(Dataset records)
-*-

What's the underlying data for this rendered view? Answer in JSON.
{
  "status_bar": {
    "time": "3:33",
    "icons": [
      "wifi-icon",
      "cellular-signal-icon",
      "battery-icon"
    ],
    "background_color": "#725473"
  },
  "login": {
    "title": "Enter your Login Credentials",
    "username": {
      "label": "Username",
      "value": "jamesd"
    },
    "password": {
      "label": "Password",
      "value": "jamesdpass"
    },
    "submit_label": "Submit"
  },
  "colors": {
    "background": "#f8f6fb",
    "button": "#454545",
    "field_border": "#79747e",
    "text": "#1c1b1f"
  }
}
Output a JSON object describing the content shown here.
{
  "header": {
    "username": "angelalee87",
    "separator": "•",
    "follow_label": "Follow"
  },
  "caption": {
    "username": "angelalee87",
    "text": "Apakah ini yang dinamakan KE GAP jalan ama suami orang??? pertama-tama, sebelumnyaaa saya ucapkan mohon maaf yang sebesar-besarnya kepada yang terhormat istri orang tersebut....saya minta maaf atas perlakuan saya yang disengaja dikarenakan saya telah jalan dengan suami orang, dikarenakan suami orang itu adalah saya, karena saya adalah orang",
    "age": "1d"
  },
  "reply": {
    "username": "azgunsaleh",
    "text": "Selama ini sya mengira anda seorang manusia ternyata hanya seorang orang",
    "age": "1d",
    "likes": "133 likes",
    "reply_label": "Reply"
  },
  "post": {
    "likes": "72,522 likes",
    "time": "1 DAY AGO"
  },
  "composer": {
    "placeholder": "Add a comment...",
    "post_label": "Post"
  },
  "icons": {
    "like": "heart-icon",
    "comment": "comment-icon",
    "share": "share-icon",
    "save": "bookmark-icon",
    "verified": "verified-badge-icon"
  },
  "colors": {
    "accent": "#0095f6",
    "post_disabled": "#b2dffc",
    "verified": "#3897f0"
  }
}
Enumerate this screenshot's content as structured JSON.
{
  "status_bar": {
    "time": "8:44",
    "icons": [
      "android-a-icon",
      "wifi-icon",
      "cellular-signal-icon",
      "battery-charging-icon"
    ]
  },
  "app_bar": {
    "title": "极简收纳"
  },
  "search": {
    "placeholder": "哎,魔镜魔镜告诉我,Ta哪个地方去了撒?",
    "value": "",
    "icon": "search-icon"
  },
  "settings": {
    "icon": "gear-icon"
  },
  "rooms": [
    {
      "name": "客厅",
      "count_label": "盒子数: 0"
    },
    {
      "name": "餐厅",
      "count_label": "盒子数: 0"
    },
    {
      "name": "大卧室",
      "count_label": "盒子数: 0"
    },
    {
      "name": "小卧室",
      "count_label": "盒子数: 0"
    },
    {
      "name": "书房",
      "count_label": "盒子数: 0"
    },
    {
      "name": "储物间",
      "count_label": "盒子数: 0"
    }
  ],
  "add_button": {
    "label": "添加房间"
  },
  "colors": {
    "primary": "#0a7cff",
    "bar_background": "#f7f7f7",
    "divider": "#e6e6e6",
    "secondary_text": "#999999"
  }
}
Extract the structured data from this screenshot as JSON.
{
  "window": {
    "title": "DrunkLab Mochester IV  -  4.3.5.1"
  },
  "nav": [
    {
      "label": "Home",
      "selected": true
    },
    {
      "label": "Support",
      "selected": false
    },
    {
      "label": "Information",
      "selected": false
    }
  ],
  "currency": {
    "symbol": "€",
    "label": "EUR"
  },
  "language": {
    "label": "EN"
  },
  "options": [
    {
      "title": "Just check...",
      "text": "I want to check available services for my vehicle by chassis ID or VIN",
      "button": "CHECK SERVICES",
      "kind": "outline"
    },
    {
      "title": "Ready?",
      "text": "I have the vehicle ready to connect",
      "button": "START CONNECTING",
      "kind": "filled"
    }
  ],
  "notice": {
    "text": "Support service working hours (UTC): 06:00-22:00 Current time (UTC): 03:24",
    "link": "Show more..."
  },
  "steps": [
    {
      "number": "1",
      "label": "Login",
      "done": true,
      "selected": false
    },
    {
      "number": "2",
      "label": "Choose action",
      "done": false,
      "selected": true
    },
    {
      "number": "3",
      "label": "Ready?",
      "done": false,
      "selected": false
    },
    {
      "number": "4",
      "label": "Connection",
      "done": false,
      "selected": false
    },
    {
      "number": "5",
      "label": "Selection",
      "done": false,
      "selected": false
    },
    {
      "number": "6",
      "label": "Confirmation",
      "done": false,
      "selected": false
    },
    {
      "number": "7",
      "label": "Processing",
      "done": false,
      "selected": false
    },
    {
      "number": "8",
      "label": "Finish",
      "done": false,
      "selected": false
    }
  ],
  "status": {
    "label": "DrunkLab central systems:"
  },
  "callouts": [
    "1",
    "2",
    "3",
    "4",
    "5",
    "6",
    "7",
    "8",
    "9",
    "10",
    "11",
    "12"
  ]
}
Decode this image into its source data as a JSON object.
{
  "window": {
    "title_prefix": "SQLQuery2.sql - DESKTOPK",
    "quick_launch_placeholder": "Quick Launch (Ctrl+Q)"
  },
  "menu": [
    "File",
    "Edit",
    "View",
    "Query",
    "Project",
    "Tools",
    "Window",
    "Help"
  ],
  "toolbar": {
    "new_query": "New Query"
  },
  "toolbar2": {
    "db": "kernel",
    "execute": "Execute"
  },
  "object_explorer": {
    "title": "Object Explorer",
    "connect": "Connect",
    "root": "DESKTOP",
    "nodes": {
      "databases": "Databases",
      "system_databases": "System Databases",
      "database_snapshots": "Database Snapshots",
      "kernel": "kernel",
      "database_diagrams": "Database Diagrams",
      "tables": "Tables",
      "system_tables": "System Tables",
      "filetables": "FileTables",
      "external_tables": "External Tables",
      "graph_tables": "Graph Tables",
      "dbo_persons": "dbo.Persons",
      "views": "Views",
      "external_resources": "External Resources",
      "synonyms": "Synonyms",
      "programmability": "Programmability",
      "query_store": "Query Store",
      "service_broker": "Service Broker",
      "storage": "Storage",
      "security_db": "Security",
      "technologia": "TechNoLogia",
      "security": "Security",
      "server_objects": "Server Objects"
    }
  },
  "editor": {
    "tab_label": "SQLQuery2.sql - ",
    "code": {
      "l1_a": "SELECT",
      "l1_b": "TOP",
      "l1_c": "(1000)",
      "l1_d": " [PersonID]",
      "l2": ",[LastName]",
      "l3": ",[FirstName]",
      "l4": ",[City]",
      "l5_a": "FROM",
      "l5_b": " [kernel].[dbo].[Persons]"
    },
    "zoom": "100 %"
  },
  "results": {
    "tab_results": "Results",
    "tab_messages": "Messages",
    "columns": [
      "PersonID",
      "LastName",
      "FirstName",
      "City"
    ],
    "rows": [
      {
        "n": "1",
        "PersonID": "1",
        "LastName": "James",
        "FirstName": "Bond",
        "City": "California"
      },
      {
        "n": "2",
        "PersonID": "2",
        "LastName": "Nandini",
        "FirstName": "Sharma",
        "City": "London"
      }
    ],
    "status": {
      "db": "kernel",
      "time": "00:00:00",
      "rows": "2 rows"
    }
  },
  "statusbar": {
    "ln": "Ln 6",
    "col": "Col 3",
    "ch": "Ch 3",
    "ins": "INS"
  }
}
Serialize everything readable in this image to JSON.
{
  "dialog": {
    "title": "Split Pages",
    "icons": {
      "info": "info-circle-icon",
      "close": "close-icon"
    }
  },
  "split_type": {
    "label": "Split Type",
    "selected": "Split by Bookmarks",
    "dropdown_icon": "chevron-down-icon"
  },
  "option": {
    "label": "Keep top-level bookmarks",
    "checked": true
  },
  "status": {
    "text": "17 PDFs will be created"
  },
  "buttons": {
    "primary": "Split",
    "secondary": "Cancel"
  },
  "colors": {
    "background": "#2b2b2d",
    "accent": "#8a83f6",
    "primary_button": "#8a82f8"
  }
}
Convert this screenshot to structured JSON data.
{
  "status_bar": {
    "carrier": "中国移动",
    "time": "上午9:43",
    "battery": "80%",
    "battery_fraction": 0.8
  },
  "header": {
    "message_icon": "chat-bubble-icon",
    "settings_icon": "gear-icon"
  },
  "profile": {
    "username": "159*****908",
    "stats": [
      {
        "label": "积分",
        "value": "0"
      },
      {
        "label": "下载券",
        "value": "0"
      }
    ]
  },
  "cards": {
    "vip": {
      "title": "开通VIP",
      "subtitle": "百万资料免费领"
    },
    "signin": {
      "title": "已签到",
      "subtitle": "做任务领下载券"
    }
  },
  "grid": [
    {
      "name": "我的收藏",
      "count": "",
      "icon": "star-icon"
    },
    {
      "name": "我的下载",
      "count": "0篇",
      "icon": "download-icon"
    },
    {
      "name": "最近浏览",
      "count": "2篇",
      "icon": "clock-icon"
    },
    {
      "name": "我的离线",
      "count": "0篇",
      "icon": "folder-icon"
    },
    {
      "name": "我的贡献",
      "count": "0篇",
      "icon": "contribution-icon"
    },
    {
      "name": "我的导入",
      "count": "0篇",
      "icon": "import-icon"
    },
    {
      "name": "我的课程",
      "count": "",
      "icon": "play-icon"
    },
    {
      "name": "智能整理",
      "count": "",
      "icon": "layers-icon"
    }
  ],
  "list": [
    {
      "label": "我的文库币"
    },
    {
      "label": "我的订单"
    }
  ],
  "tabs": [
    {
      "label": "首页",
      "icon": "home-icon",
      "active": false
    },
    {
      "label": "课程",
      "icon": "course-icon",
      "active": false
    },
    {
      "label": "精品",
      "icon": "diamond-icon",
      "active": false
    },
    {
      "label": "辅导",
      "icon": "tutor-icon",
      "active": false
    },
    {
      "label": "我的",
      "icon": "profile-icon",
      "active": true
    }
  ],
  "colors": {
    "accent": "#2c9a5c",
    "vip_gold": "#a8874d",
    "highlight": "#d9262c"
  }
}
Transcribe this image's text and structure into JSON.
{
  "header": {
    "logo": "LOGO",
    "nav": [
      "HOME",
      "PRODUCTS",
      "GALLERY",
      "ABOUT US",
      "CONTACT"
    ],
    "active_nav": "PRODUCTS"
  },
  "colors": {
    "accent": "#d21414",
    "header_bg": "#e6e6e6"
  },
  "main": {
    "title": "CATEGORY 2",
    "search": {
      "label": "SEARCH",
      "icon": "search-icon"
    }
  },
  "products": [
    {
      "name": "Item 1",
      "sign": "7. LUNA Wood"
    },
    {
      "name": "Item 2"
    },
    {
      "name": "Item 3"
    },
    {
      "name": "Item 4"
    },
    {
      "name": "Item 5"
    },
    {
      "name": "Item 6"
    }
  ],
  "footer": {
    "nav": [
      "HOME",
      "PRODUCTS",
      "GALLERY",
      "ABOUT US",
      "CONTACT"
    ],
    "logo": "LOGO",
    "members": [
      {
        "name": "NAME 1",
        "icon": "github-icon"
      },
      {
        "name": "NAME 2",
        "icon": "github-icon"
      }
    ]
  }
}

-*-

## WHAT YOU HAVE TO DO
Copy out every line of the listing that contains the string "LastName".

## EXERCISE ANSWER
      "l2": ",[LastName]",
      "LastName",
        "LastName": "James",
        "LastName": "Nandini",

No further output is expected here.